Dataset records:
## BEGIN

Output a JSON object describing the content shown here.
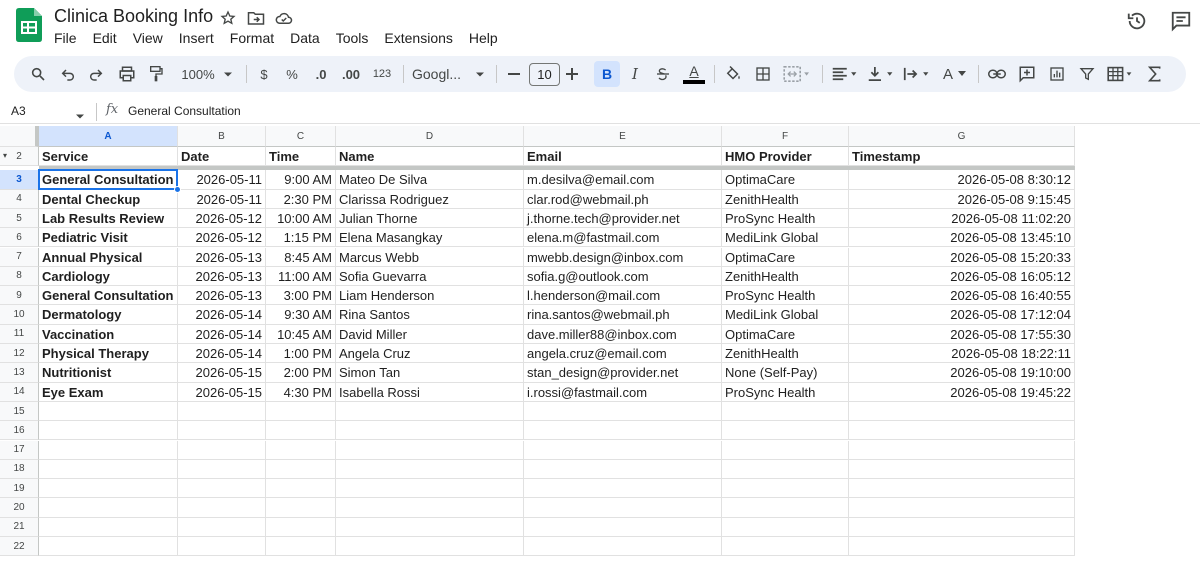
{
  "app": {
    "title": "Clinica Booking Info",
    "menu": [
      "File",
      "Edit",
      "View",
      "Insert",
      "Format",
      "Data",
      "Tools",
      "Extensions",
      "Help"
    ],
    "icons": {
      "logo": "sheets-logo-icon",
      "star": "star-icon",
      "move": "move-to-folder-icon",
      "cloud": "cloud-saved-icon",
      "history": "history-icon",
      "comments": "comments-icon"
    },
    "colors": {
      "brand": "#0f9d58",
      "accent": "#1a73e8",
      "toolbar_bg": "#eef2f9"
    }
  },
  "toolbar": {
    "zoom": "100%",
    "currency": "$",
    "percent": "%",
    "decrease_decimal": ".0",
    "increase_decimal": ".00",
    "number_format": "123",
    "font": "Googl...",
    "font_size": "10",
    "bold": "B",
    "italic": "I",
    "text_color": "A",
    "text_rotation": "A"
  },
  "formula_bar": {
    "name_box": "A3",
    "fx": "fx",
    "value": "General Consultation"
  },
  "sheet": {
    "columns": [
      "A",
      "B",
      "C",
      "D",
      "E",
      "F",
      "G"
    ],
    "selected_column": "A",
    "selected_row": "3",
    "headers": [
      "Service",
      "Date",
      "Time",
      "Name",
      "Email",
      "HMO Provider",
      "Timestamp"
    ],
    "row_numbers": [
      "2",
      "3",
      "4",
      "5",
      "6",
      "7",
      "8",
      "9",
      "10",
      "11",
      "12",
      "13",
      "14",
      "15",
      "16",
      "17",
      "18",
      "19",
      "20",
      "21",
      "22"
    ],
    "rows": [
      [
        "General Consultation",
        "2026-05-11",
        "9:00 AM",
        "Mateo De Silva",
        "m.desilva@email.com",
        "OptimaCare",
        "2026-05-08 8:30:12"
      ],
      [
        "Dental Checkup",
        "2026-05-11",
        "2:30 PM",
        "Clarissa Rodriguez",
        "clar.rod@webmail.ph",
        "ZenithHealth",
        "2026-05-08 9:15:45"
      ],
      [
        "Lab Results Review",
        "2026-05-12",
        "10:00 AM",
        "Julian Thorne",
        "j.thorne.tech@provider.net",
        "ProSync Health",
        "2026-05-08 11:02:20"
      ],
      [
        "Pediatric Visit",
        "2026-05-12",
        "1:15 PM",
        "Elena Masangkay",
        "elena.m@fastmail.com",
        "MediLink Global",
        "2026-05-08 13:45:10"
      ],
      [
        "Annual Physical",
        "2026-05-13",
        "8:45 AM",
        "Marcus Webb",
        "mwebb.design@inbox.com",
        "OptimaCare",
        "2026-05-08 15:20:33"
      ],
      [
        "Cardiology",
        "2026-05-13",
        "11:00 AM",
        "Sofia Guevarra",
        "sofia.g@outlook.com",
        "ZenithHealth",
        "2026-05-08 16:05:12"
      ],
      [
        "General Consultation",
        "2026-05-13",
        "3:00 PM",
        "Liam Henderson",
        "l.henderson@mail.com",
        "ProSync Health",
        "2026-05-08 16:40:55"
      ],
      [
        "Dermatology",
        "2026-05-14",
        "9:30 AM",
        "Rina Santos",
        "rina.santos@webmail.ph",
        "MediLink Global",
        "2026-05-08 17:12:04"
      ],
      [
        "Vaccination",
        "2026-05-14",
        "10:45 AM",
        "David Miller",
        "dave.miller88@inbox.com",
        "OptimaCare",
        "2026-05-08 17:55:30"
      ],
      [
        "Physical Therapy",
        "2026-05-14",
        "1:00 PM",
        "Angela Cruz",
        "angela.cruz@email.com",
        "ZenithHealth",
        "2026-05-08 18:22:11"
      ],
      [
        "Nutritionist",
        "2026-05-15",
        "2:00 PM",
        "Simon Tan",
        "stan_design@provider.net",
        "None (Self-Pay)",
        "2026-05-08 19:10:00"
      ],
      [
        "Eye Exam",
        "2026-05-15",
        "4:30 PM",
        "Isabella Rossi",
        "i.rossi@fastmail.com",
        "ProSync Health",
        "2026-05-08 19:45:22"
      ]
    ]
  }
}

## END

» AIM OF THE TASK
Search the entries for the string "fastmail" and collect each line that has it.

» EXERCISE OUTPUT
        "elena.m@fastmail.com",
        "i.rossi@fastmail.com",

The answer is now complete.